[Exercise]
Exactly repeat all the records below, omitting the images they hold.

(Excerpt from a dataset)
━━━━━━━━━━━━━━━━

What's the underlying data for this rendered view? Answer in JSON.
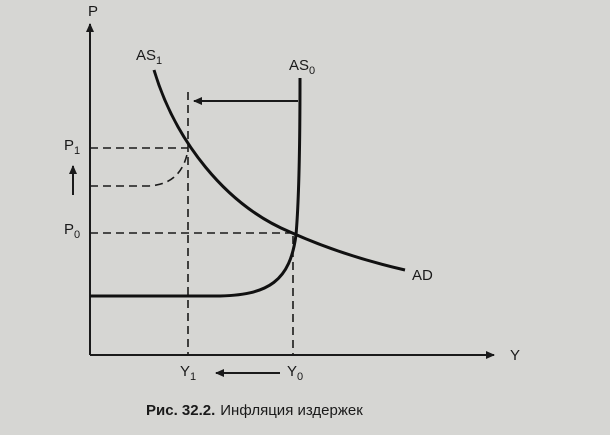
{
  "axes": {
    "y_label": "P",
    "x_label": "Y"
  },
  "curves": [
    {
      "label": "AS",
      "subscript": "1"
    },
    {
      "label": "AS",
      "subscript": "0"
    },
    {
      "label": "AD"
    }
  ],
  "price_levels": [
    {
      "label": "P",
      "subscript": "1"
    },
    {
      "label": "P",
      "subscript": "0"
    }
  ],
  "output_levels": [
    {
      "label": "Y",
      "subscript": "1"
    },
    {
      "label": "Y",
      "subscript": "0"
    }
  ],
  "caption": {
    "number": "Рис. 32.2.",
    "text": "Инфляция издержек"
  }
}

━━━━━━━━━━━━━━━━

[Answer in full]
What's the underlying data for this rendered view? Answer in JSON.
{
  "axes": {
    "y_label": "P",
    "x_label": "Y"
  },
  "curves": [
    {
      "label": "AS",
      "subscript": "1"
    },
    {
      "label": "AS",
      "subscript": "0"
    },
    {
      "label": "AD"
    }
  ],
  "price_levels": [
    {
      "label": "P",
      "subscript": "1"
    },
    {
      "label": "P",
      "subscript": "0"
    }
  ],
  "output_levels": [
    {
      "label": "Y",
      "subscript": "1"
    },
    {
      "label": "Y",
      "subscript": "0"
    }
  ],
  "caption": {
    "number": "Рис. 32.2.",
    "text": "Инфляция издержек"
  }
}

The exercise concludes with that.